§ **Input rows**
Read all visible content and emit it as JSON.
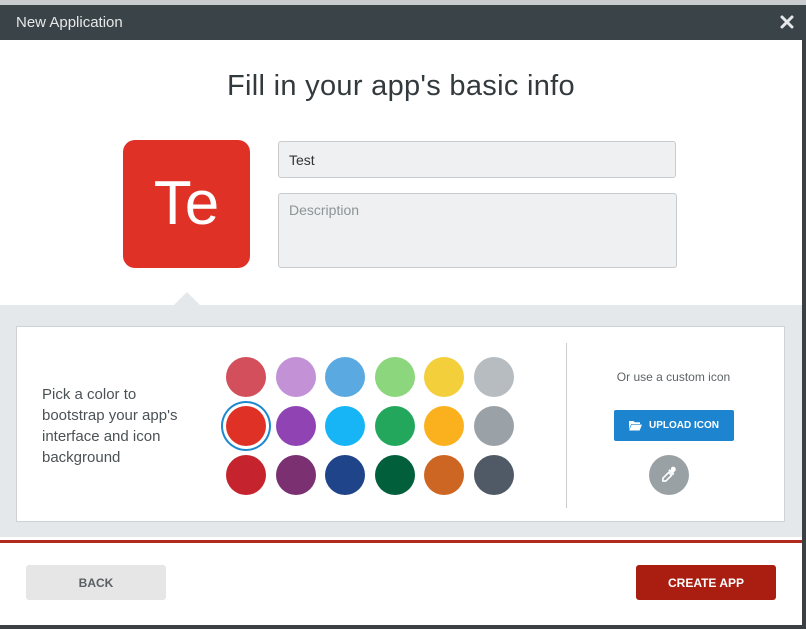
{
  "window": {
    "title": "New Application"
  },
  "heading": "Fill in your app's basic info",
  "app": {
    "initials": "Te",
    "color": "#e03127",
    "name_value": "Test",
    "description_placeholder": "Description"
  },
  "color_picker": {
    "prompt": "Pick a color to bootstrap your app's interface and icon background",
    "selected": "#e03127",
    "rows": [
      [
        "#d24f5b",
        "#c391d6",
        "#5aaae1",
        "#8cd67d",
        "#f4cf3c",
        "#b7bcc0"
      ],
      [
        "#e03127",
        "#9044b4",
        "#17b5f6",
        "#23a75c",
        "#fbb11d",
        "#9aa1a7"
      ],
      [
        "#c5232d",
        "#7a3071",
        "#1f4489",
        "#015f3c",
        "#cd6623",
        "#4f5a66"
      ]
    ]
  },
  "custom_icon": {
    "label": "Or use a custom icon",
    "upload_label": "UPLOAD ICON"
  },
  "footer": {
    "back_label": "BACK",
    "create_label": "CREATE APP",
    "accent": "#a91e10"
  }
}
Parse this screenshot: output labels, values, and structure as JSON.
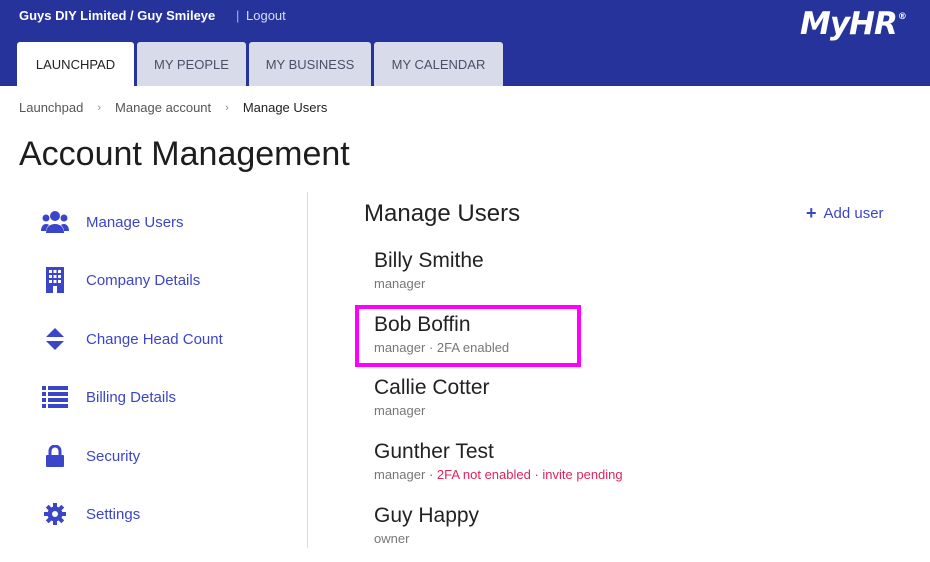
{
  "header": {
    "company": "Guys DIY Limited / Guy Smileye",
    "separator": "|",
    "logout": "Logout",
    "logo_text": "MyHR",
    "logo_mark": "®",
    "bg_color": "#26339b"
  },
  "tabs": [
    {
      "label": "LAUNCHPAD",
      "active": true
    },
    {
      "label": "MY PEOPLE",
      "active": false
    },
    {
      "label": "MY BUSINESS",
      "active": false
    },
    {
      "label": "MY CALENDAR",
      "active": false
    }
  ],
  "breadcrumb": {
    "items": [
      "Launchpad",
      "Manage account",
      "Manage Users"
    ],
    "separator": "›"
  },
  "page_title": "Account Management",
  "sidebar": {
    "accent_color": "#3b45c8",
    "items": [
      {
        "label": "Manage Users",
        "icon": "users-icon"
      },
      {
        "label": "Company Details",
        "icon": "building-icon"
      },
      {
        "label": "Change Head Count",
        "icon": "sort-icon"
      },
      {
        "label": "Billing Details",
        "icon": "list-icon"
      },
      {
        "label": "Security",
        "icon": "lock-icon"
      },
      {
        "label": "Settings",
        "icon": "gear-icon"
      }
    ]
  },
  "main": {
    "title": "Manage Users",
    "add_user_icon": "+",
    "add_user_label": "Add user",
    "users": [
      {
        "name": "Billy Smithe",
        "role": "manager",
        "extra": "",
        "warning": ""
      },
      {
        "name": "Bob Boffin",
        "role": "manager",
        "extra": "· 2FA enabled",
        "warning": ""
      },
      {
        "name": "Callie Cotter",
        "role": "manager",
        "extra": "",
        "warning": ""
      },
      {
        "name": "Gunther Test",
        "role": "manager",
        "extra": "",
        "warning": "· 2FA not enabled · invite pending"
      },
      {
        "name": "Guy Happy",
        "role": "owner",
        "extra": "",
        "warning": ""
      }
    ],
    "highlight_color": "#ff00ff",
    "warning_color": "#e0245e"
  }
}
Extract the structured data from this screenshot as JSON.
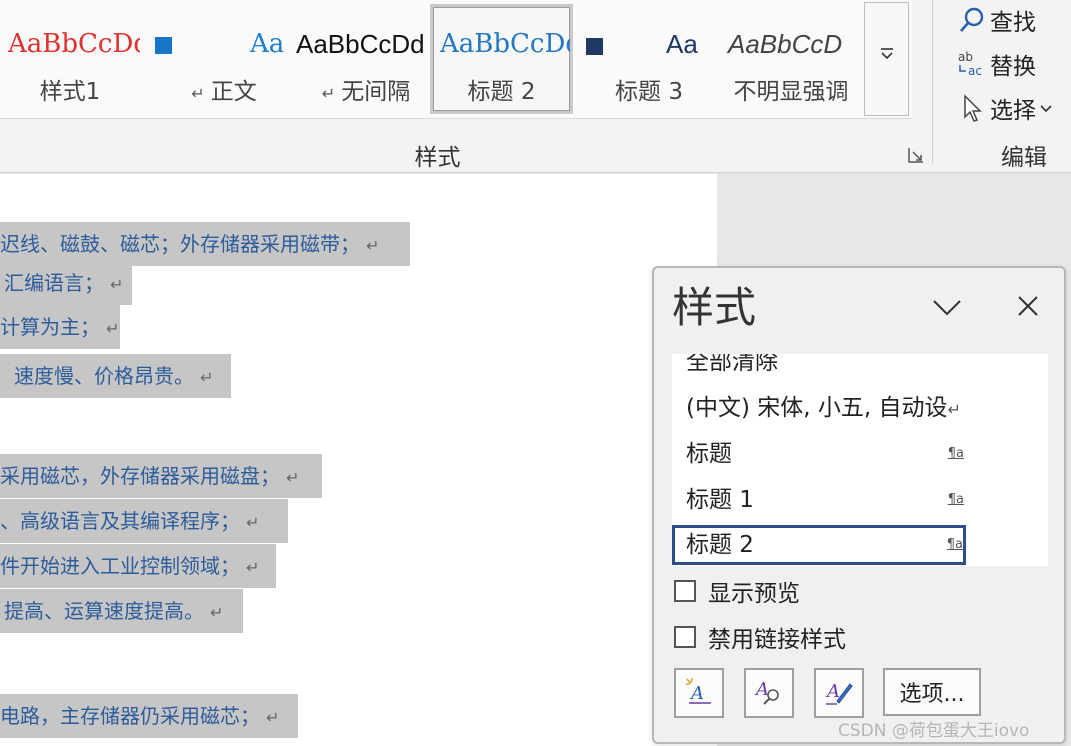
{
  "ribbon": {
    "styles_gallery": [
      {
        "preview": "AaBbCcDd",
        "name": "样式1",
        "preview_color": "#e0312e",
        "has_square": false
      },
      {
        "preview": "AaI",
        "name": "正文",
        "preview_color": "#1f7fcf",
        "has_square": true,
        "square_color": "#1876c7",
        "para_mark": "↵"
      },
      {
        "preview": "AaBbCcDd",
        "name": "无间隔",
        "preview_color": "#111111",
        "has_square": false,
        "para_mark": "↵"
      },
      {
        "preview": "AaBbCcDd",
        "name": "标题 2",
        "preview_color": "#2477c2",
        "has_square": false,
        "selected": true
      },
      {
        "preview": "Aa",
        "name": "标题 3",
        "preview_color": "#1f3864",
        "has_square": true,
        "square_color": "#1f3864"
      },
      {
        "preview": "AaBbCcD",
        "name": "不明显强调",
        "preview_color": "#444444",
        "has_square": false,
        "italic": true
      }
    ],
    "group_label_styles": "样式",
    "editing": {
      "find_label": "查找",
      "replace_label": "替换",
      "select_label": "选择",
      "group_label": "编辑"
    }
  },
  "document": {
    "lines": [
      {
        "text": "迟线、磁鼓、磁芯；外存储器采用磁带；"
      },
      {
        "text": "汇编语言；"
      },
      {
        "text": "计算为主；"
      },
      {
        "text": "速度慢、价格昂贵。"
      },
      {
        "text": "采用磁芯，外存储器采用磁盘；"
      },
      {
        "text": "、高级语言及其编译程序；"
      },
      {
        "text": "件开始进入工业控制领域；"
      },
      {
        "text": "提高、运算速度提高。"
      },
      {
        "text": "电路，主存储器仍采用磁芯；"
      }
    ],
    "para_mark": "↵"
  },
  "styles_pane": {
    "title": "样式",
    "items": [
      {
        "label": "全部清除",
        "kind": ""
      },
      {
        "label": "(中文) 宋体, 小五, 自动设",
        "kind": "",
        "para_mark": "↵"
      },
      {
        "label": "标题",
        "kind": "¶a"
      },
      {
        "label": "标题 1",
        "kind": "¶a"
      },
      {
        "label": "标题 2",
        "kind": "¶a",
        "active": true
      }
    ],
    "show_preview_label": "显示预览",
    "disable_linked_label": "禁用链接样式",
    "show_preview_checked": false,
    "disable_linked_checked": false,
    "options_label": "选项..."
  },
  "watermark": "CSDN @荷包蛋大王iovo"
}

§ **Problem to work on**
Filter the data, keeping only the lines that contain "enabled".

§ **Finished answer**
        "extra": "· 2FA enabled",
        "warning": "· 2FA not enabled · invite pending"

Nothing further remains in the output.